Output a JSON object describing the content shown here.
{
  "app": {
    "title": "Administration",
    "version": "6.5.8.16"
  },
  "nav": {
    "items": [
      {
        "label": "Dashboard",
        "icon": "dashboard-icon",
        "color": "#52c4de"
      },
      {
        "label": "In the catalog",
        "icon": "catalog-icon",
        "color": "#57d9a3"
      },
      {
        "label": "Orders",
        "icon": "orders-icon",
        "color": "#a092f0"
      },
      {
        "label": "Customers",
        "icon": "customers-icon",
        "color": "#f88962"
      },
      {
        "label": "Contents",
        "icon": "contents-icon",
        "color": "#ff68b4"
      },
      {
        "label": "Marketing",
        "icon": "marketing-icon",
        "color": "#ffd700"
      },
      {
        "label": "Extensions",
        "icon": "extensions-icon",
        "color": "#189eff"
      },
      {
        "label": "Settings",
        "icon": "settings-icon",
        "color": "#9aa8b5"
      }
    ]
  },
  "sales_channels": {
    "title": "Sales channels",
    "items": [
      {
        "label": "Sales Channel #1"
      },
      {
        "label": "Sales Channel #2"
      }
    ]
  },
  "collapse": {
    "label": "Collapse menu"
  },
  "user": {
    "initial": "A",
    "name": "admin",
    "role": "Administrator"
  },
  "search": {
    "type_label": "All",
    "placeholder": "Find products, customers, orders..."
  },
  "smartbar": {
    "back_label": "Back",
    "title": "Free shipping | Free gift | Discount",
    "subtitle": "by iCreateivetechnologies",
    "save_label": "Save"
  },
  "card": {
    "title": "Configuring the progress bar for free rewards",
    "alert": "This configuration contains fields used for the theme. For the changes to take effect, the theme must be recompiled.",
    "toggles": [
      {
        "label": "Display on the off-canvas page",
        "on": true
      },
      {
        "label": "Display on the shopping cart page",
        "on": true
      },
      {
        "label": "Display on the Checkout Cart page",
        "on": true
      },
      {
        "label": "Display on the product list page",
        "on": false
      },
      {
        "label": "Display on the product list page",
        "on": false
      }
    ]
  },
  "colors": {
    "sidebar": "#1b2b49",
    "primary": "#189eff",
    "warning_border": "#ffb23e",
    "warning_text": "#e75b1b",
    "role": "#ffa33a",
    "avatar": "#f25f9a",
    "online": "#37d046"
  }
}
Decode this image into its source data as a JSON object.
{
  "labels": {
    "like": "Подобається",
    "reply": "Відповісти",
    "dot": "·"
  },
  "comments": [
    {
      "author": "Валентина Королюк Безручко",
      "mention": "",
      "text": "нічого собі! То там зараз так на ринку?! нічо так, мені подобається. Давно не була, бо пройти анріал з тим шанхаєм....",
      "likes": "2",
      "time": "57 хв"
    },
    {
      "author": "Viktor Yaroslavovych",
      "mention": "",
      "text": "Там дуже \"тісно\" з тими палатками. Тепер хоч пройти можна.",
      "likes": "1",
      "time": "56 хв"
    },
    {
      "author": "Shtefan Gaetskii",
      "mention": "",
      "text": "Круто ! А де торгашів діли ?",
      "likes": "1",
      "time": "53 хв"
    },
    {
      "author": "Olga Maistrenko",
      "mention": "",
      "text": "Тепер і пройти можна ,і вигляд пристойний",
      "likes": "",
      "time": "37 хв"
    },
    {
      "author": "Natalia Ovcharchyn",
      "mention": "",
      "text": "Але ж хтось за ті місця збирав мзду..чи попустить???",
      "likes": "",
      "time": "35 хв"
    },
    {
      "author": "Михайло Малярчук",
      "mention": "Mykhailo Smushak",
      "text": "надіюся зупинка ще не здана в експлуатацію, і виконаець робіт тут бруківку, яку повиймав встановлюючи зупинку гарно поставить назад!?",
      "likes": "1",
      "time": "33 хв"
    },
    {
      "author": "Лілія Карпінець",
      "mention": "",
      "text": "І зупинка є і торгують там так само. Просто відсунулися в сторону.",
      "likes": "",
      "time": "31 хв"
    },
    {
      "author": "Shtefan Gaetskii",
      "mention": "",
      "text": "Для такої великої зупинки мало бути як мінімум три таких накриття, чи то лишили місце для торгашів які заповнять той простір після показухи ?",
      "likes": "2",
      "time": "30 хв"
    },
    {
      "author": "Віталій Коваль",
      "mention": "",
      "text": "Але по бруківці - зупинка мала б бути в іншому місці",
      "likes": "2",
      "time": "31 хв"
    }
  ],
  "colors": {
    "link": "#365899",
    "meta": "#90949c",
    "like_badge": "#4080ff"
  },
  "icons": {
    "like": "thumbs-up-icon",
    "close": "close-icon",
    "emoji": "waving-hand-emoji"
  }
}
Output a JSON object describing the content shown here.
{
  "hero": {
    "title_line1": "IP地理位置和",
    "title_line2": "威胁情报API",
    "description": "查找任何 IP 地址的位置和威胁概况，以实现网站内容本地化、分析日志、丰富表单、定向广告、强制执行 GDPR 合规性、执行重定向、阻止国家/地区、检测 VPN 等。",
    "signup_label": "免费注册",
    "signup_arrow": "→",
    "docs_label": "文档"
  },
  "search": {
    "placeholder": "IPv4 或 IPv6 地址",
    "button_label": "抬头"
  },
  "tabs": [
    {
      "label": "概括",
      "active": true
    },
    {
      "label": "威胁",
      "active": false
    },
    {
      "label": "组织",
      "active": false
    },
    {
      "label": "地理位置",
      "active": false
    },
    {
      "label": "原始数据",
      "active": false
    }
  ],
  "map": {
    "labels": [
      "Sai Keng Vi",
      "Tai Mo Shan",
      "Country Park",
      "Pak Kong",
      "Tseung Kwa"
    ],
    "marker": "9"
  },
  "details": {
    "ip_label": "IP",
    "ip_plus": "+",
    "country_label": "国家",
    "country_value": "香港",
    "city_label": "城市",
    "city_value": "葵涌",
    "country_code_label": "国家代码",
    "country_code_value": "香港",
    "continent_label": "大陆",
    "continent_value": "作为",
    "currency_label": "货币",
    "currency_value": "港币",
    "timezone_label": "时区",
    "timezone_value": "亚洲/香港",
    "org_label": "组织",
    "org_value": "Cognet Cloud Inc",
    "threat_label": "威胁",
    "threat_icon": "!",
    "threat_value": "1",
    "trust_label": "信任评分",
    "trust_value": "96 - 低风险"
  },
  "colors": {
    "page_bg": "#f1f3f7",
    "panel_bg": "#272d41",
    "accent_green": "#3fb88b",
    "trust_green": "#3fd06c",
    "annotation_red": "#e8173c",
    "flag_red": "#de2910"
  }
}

━━━━━━

**Task**
Copy down the whole of the data above, matching it exactly.

**Expected output**
Output a JSON object describing the content shown here.
{
  "app": {
    "title": "Administration",
    "version": "6.5.8.16"
  },
  "nav": {
    "items": [
      {
        "label": "Dashboard",
        "icon": "dashboard-icon",
        "color": "#52c4de"
      },
      {
        "label": "In the catalog",
        "icon": "catalog-icon",
        "color": "#57d9a3"
      },
      {
        "label": "Orders",
        "icon": "orders-icon",
        "color": "#a092f0"
      },
      {
        "label": "Customers",
        "icon": "customers-icon",
        "color": "#f88962"
      },
      {
        "label": "Contents",
        "icon": "contents-icon",
        "color": "#ff68b4"
      },
      {
        "label": "Marketing",
        "icon": "marketing-icon",
        "color": "#ffd700"
      },
      {
        "label": "Extensions",
        "icon": "extensions-icon",
        "color": "#189eff"
      },
      {
        "label": "Settings",
        "icon": "settings-icon",
        "color": "#9aa8b5"
      }
    ]
  },
  "sales_channels": {
    "title": "Sales channels",
    "items": [
      {
        "label": "Sales Channel #1"
      },
      {
        "label": "Sales Channel #2"
      }
    ]
  },
  "collapse": {
    "label": "Collapse menu"
  },
  "user": {
    "initial": "A",
    "name": "admin",
    "role": "Administrator"
  },
  "search": {
    "type_label": "All",
    "placeholder": "Find products, customers, orders..."
  },
  "smartbar": {
    "back_label": "Back",
    "title": "Free shipping | Free gift | Discount",
    "subtitle": "by iCreateivetechnologies",
    "save_label": "Save"
  },
  "card": {
    "title": "Configuring the progress bar for free rewards",
    "alert": "This configuration contains fields used for the theme. For the changes to take effect, the theme must be recompiled.",
    "toggles": [
      {
        "label": "Display on the off-canvas page",
        "on": true
      },
      {
        "label": "Display on the shopping cart page",
        "on": true
      },
      {
        "label": "Display on the Checkout Cart page",
        "on": true
      },
      {
        "label": "Display on the product list page",
        "on": false
      },
      {
        "label": "Display on the product list page",
        "on": false
      }
    ]
  },
  "colors": {
    "sidebar": "#1b2b49",
    "primary": "#189eff",
    "warning_border": "#ffb23e",
    "warning_text": "#e75b1b",
    "role": "#ffa33a",
    "avatar": "#f25f9a",
    "online": "#37d046"
  }
}
Decode this image into its source data as a JSON object.
{
  "labels": {
    "like": "Подобається",
    "reply": "Відповісти",
    "dot": "·"
  },
  "comments": [
    {
      "author": "Валентина Королюк Безручко",
      "mention": "",
      "text": "нічого собі! То там зараз так на ринку?! нічо так, мені подобається. Давно не була, бо пройти анріал з тим шанхаєм....",
      "likes": "2",
      "time": "57 хв"
    },
    {
      "author": "Viktor Yaroslavovych",
      "mention": "",
      "text": "Там дуже \"тісно\" з тими палатками. Тепер хоч пройти можна.",
      "likes": "1",
      "time": "56 хв"
    },
    {
      "author": "Shtefan Gaetskii",
      "mention": "",
      "text": "Круто ! А де торгашів діли ?",
      "likes": "1",
      "time": "53 хв"
    },
    {
      "author": "Olga Maistrenko",
      "mention": "",
      "text": "Тепер і пройти можна ,і вигляд пристойний",
      "likes": "",
      "time": "37 хв"
    },
    {
      "author": "Natalia Ovcharchyn",
      "mention": "",
      "text": "Але ж хтось за ті місця збирав мзду..чи попустить???",
      "likes": "",
      "time": "35 хв"
    },
    {
      "author": "Михайло Малярчук",
      "mention": "Mykhailo Smushak",
      "text": "надіюся зупинка ще не здана в експлуатацію, і виконаець робіт тут бруківку, яку повиймав встановлюючи зупинку гарно поставить назад!?",
      "likes": "1",
      "time": "33 хв"
    },
    {
      "author": "Лілія Карпінець",
      "mention": "",
      "text": "І зупинка є і торгують там так само. Просто відсунулися в сторону.",
      "likes": "",
      "time": "31 хв"
    },
    {
      "author": "Shtefan Gaetskii",
      "mention": "",
      "text": "Для такої великої зупинки мало бути як мінімум три таких накриття, чи то лишили місце для торгашів які заповнять той простір після показухи ?",
      "likes": "2",
      "time": "30 хв"
    },
    {
      "author": "Віталій Коваль",
      "mention": "",
      "text": "Але по бруківці - зупинка мала б бути в іншому місці",
      "likes": "2",
      "time": "31 хв"
    }
  ],
  "colors": {
    "link": "#365899",
    "meta": "#90949c",
    "like_badge": "#4080ff"
  },
  "icons": {
    "like": "thumbs-up-icon",
    "close": "close-icon",
    "emoji": "waving-hand-emoji"
  }
}
Output a JSON object describing the content shown here.
{
  "hero": {
    "title_line1": "IP地理位置和",
    "title_line2": "威胁情报API",
    "description": "查找任何 IP 地址的位置和威胁概况，以实现网站内容本地化、分析日志、丰富表单、定向广告、强制执行 GDPR 合规性、执行重定向、阻止国家/地区、检测 VPN 等。",
    "signup_label": "免费注册",
    "signup_arrow": "→",
    "docs_label": "文档"
  },
  "search": {
    "placeholder": "IPv4 或 IPv6 地址",
    "button_label": "抬头"
  },
  "tabs": [
    {
      "label": "概括",
      "active": true
    },
    {
      "label": "威胁",
      "active": false
    },
    {
      "label": "组织",
      "active": false
    },
    {
      "label": "地理位置",
      "active": false
    },
    {
      "label": "原始数据",
      "active": false
    }
  ],
  "map": {
    "labels": [
      "Sai Keng Vi",
      "Tai Mo Shan",
      "Country Park",
      "Pak Kong",
      "Tseung Kwa"
    ],
    "marker": "9"
  },
  "details": {
    "ip_label": "IP",
    "ip_plus": "+",
    "country_label": "国家",
    "country_value": "香港",
    "city_label": "城市",
    "city_value": "葵涌",
    "country_code_label": "国家代码",
    "country_code_value": "香港",
    "continent_label": "大陆",
    "continent_value": "作为",
    "currency_label": "货币",
    "currency_value": "港币",
    "timezone_label": "时区",
    "timezone_value": "亚洲/香港",
    "org_label": "组织",
    "org_value": "Cognet Cloud Inc",
    "threat_label": "威胁",
    "threat_icon": "!",
    "threat_value": "1",
    "trust_label": "信任评分",
    "trust_value": "96 - 低风险"
  },
  "colors": {
    "page_bg": "#f1f3f7",
    "panel_bg": "#272d41",
    "accent_green": "#3fb88b",
    "trust_green": "#3fd06c",
    "annotation_red": "#e8173c",
    "flag_red": "#de2910"
  }
}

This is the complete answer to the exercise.